▸ **GIVEN RECORDS**
•••••

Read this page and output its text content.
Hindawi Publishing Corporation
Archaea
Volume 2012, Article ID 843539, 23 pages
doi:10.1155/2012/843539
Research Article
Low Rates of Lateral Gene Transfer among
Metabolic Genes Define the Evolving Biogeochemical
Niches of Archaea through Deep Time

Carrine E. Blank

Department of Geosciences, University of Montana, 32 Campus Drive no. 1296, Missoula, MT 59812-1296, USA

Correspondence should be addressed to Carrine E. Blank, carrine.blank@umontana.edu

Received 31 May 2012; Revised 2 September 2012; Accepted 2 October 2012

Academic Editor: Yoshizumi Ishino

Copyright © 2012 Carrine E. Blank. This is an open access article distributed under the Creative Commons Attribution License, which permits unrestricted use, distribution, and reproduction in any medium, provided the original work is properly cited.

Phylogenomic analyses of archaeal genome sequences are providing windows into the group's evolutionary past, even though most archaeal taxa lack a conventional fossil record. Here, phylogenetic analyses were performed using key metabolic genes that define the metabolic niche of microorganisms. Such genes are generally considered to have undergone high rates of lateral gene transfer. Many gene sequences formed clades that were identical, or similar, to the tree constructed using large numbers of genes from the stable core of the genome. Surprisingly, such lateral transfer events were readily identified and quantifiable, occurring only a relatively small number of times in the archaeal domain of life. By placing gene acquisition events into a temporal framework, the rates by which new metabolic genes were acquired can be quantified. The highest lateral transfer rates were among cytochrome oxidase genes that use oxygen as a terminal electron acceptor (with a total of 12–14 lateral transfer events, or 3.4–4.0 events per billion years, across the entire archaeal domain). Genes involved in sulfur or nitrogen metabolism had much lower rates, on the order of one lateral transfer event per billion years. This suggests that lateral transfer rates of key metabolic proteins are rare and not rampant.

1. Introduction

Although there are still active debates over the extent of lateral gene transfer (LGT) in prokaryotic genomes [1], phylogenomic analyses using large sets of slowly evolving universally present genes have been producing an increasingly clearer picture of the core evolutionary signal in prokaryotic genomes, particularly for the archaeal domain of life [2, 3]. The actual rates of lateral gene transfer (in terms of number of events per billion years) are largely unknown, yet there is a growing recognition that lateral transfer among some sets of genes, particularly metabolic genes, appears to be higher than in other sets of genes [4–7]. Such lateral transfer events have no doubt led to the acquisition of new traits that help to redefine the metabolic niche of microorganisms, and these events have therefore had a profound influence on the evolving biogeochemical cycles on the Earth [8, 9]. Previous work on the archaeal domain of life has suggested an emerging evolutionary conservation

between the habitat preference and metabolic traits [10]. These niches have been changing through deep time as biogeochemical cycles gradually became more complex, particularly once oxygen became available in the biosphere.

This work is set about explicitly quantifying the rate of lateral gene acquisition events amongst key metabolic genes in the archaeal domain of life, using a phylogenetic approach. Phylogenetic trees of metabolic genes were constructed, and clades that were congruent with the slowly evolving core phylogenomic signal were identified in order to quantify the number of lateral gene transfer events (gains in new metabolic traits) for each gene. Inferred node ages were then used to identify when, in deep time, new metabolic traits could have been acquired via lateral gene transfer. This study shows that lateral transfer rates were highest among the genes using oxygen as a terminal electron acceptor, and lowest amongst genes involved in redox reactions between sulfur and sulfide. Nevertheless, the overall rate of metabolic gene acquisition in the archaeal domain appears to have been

•••••

▸ **ASSIGNMENT**
Make a precise copy of the records in their entirety.

▸ **COMPLETED TASK**
Read this page and output its text content.
Hindawi Publishing Corporation
Archaea
Volume 2012, Article ID 843539, 23 pages
doi:10.1155/2012/843539
Research Article
Low Rates of Lateral Gene Transfer among
Metabolic Genes Define the Evolving Biogeochemical
Niches of Archaea through Deep Time

Carrine E. Blank

Department of Geosciences, University of Montana, 32 Campus Drive no. 1296, Missoula, MT 59812-1296, USA

Correspondence should be addressed to Carrine E. Blank, carrine.blank@umontana.edu

Received 31 May 2012; Revised 2 September 2012; Accepted 2 October 2012

Academic Editor: Yoshizumi Ishino

Copyright © 2012 Carrine E. Blank. This is an open access article distributed under the Creative Commons Attribution License, which permits unrestricted use, distribution, and reproduction in any medium, provided the original work is properly cited.

Phylogenomic analyses of archaeal genome sequences are providing windows into the group's evolutionary past, even though most archaeal taxa lack a conventional fossil record. Here, phylogenetic analyses were performed using key metabolic genes that define the metabolic niche of microorganisms. Such genes are generally considered to have undergone high rates of lateral gene transfer. Many gene sequences formed clades that were identical, or similar, to the tree constructed using large numbers of genes from the stable core of the genome. Surprisingly, such lateral transfer events were readily identified and quantifiable, occurring only a relatively small number of times in the archaeal domain of life. By placing gene acquisition events into a temporal framework, the rates by which new metabolic genes were acquired can be quantified. The highest lateral transfer rates were among cytochrome oxidase genes that use oxygen as a terminal electron acceptor (with a total of 12–14 lateral transfer events, or 3.4–4.0 events per billion years, across the entire archaeal domain). Genes involved in sulfur or nitrogen metabolism had much lower rates, on the order of one lateral transfer event per billion years. This suggests that lateral transfer rates of key metabolic proteins are rare and not rampant.

1. Introduction

Although there are still active debates over the extent of lateral gene transfer (LGT) in prokaryotic genomes [1], phylogenomic analyses using large sets of slowly evolving universally present genes have been producing an increasingly clearer picture of the core evolutionary signal in prokaryotic genomes, particularly for the archaeal domain of life [2, 3]. The actual rates of lateral gene transfer (in terms of number of events per billion years) are largely unknown, yet there is a growing recognition that lateral transfer among some sets of genes, particularly metabolic genes, appears to be higher than in other sets of genes [4–7]. Such lateral transfer events have no doubt led to the acquisition of new traits that help to redefine the metabolic niche of microorganisms, and these events have therefore had a profound influence on the evolving biogeochemical cycles on the Earth [8, 9]. Previous work on the archaeal domain of life has suggested an emerging evolutionary conservation

between the habitat preference and metabolic traits [10]. These niches have been changing through deep time as biogeochemical cycles gradually became more complex, particularly once oxygen became available in the biosphere.

This work is set about explicitly quantifying the rate of lateral gene acquisition events amongst key metabolic genes in the archaeal domain of life, using a phylogenetic approach. Phylogenetic trees of metabolic genes were constructed, and clades that were congruent with the slowly evolving core phylogenomic signal were identified in order to quantify the number of lateral gene transfer events (gains in new metabolic traits) for each gene. Inferred node ages were then used to identify when, in deep time, new metabolic traits could have been acquired via lateral gene transfer. This study shows that lateral transfer rates were highest among the genes using oxygen as a terminal electron acceptor, and lowest amongst genes involved in redox reactions between sulfur and sulfide. Nevertheless, the overall rate of metabolic gene acquisition in the archaeal domain appears to have been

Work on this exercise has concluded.